▶ _Your objective_
Transcribe the records exactly. Pictures do not belong in the transcription.
··········
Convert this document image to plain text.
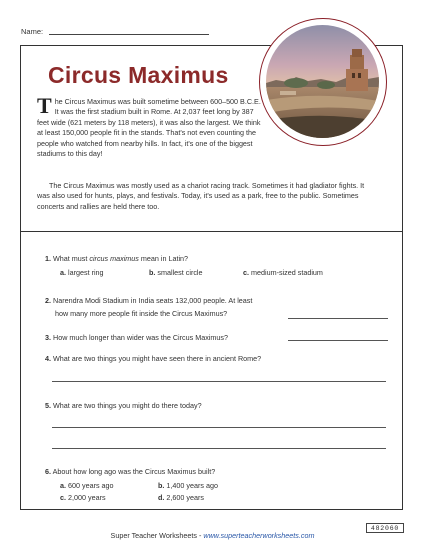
Name:
Circus Maximus
The Circus Maximus was built sometime between 600–500 B.C.E. It was the first stadium built in Rome. At 2,037 feet long by 387 feet wide (621 meters by 118 meters), it was also the largest. We think at least 150,000 people fit in the stands. That's not even counting the people who watched from nearby hills. In fact, it's one of the biggest stadiums to this day!
The Circus Maximus was mostly used as a chariot racing track. Sometimes it had gladiator fights. It was also used for hunts, plays, and festivals. Today, it's used as a park, free to the public. Sometimes concerts and rallies are held there too.
1. What must circus maximus mean in Latin?
a. largest ring	b. smallest circle	c. medium-sized stadium
2. Narendra Modi Stadium in India seats 132,000 people. At least
how many more people fit inside the Circus Maximus?
3. How much longer than wider was the Circus Maximus?
4. What are two things you might have seen there in ancient Rome?
5. What are two things you might do there today?
6. About how long ago was the Circus Maximus built?
a. 600 years ago	b. 1,400 years ago
c. 2,000 years	d. 2,600 years
Super Teacher Worksheets - www.superteacherworksheets.com
482060
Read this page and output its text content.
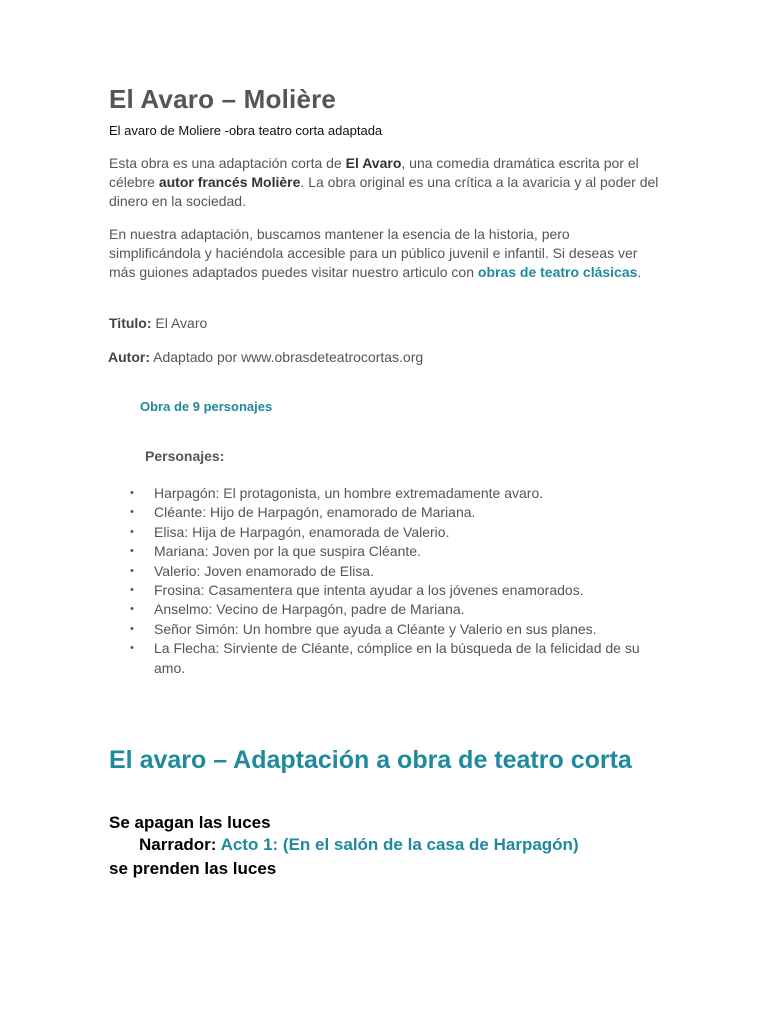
El Avaro – Molière

El avaro de Moliere -obra teatro corta adaptada

Esta obra es una adaptación corta de El Avaro, una comedia dramática escrita por el célebre autor francés Molière. La obra original es una crítica a la avaricia y al poder del dinero en la sociedad.

En nuestra adaptación, buscamos mantener la esencia de la historia, pero simplificándola y haciéndola accesible para un público juvenil e infantil. Si deseas ver más guiones adaptados puedes visitar nuestro articulo con obras de teatro clásicas.

Titulo: El Avaro

Autor: Adaptado por www.obrasdeteatrocortas.org

Obra de 9 personajes

Personajes:

•	Harpagón: El protagonista, un hombre extremadamente avaro.
•	Cléante: Hijo de Harpagón, enamorado de Mariana.
•	Elisa: Hija de Harpagón, enamorada de Valerio.
•	Mariana: Joven por la que suspira Cléante.
•	Valerio: Joven enamorado de Elisa.
•	Frosina: Casamentera que intenta ayudar a los jóvenes enamorados.
•	Anselmo: Vecino de Harpagón, padre de Mariana.
•	Señor Simón: Un hombre que ayuda a Cléante y Valerio en sus planes.
•	La Flecha: Sirviente de Cléante, cómplice en la búsqueda de la felicidad de su amo.
El avaro – Adaptación a obra de teatro corta

Se apagan las luces

Narrador: Acto 1: (En el salón de la casa de Harpagón)

se prenden las luces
··········
▶ _Output of the exercise_
Convert this document image to plain text.
Name:
Circus Maximus
The Circus Maximus was built sometime between 600–500 B.C.E. It was the first stadium built in Rome. At 2,037 feet long by 387 feet wide (621 meters by 118 meters), it was also the largest. We think at least 150,000 people fit in the stands. That's not even counting the people who watched from nearby hills. In fact, it's one of the biggest stadiums to this day!
The Circus Maximus was mostly used as a chariot racing track. Sometimes it had gladiator fights. It was also used for hunts, plays, and festivals. Today, it's used as a park, free to the public. Sometimes concerts and rallies are held there too.
1. What must circus maximus mean in Latin?
a. largest ring	b. smallest circle	c. medium-sized stadium
2. Narendra Modi Stadium in India seats 132,000 people. At least
how many more people fit inside the Circus Maximus?
3. How much longer than wider was the Circus Maximus?
4. What are two things you might have seen there in ancient Rome?
5. What are two things you might do there today?
6. About how long ago was the Circus Maximus built?
a. 600 years ago	b. 1,400 years ago
c. 2,000 years	d. 2,600 years
Super Teacher Worksheets - www.superteacherworksheets.com
482060
Read this page and output its text content.
El Avaro – Molière

El avaro de Moliere -obra teatro corta adaptada

Esta obra es una adaptación corta de El Avaro, una comedia dramática escrita por el célebre autor francés Molière. La obra original es una crítica a la avaricia y al poder del dinero en la sociedad.

En nuestra adaptación, buscamos mantener la esencia de la historia, pero simplificándola y haciéndola accesible para un público juvenil e infantil. Si deseas ver más guiones adaptados puedes visitar nuestro articulo con obras de teatro clásicas.

Titulo: El Avaro

Autor: Adaptado por www.obrasdeteatrocortas.org

Obra de 9 personajes

Personajes:

•	Harpagón: El protagonista, un hombre extremadamente avaro.
•	Cléante: Hijo de Harpagón, enamorado de Mariana.
•	Elisa: Hija de Harpagón, enamorada de Valerio.
•	Mariana: Joven por la que suspira Cléante.
•	Valerio: Joven enamorado de Elisa.
•	Frosina: Casamentera que intenta ayudar a los jóvenes enamorados.
•	Anselmo: Vecino de Harpagón, padre de Mariana.
•	Señor Simón: Un hombre que ayuda a Cléante y Valerio en sus planes.
•	La Flecha: Sirviente de Cléante, cómplice en la búsqueda de la felicidad de su amo.
El avaro – Adaptación a obra de teatro corta

Se apagan las luces

Narrador: Acto 1: (En el salón de la casa de Harpagón)

se prenden las luces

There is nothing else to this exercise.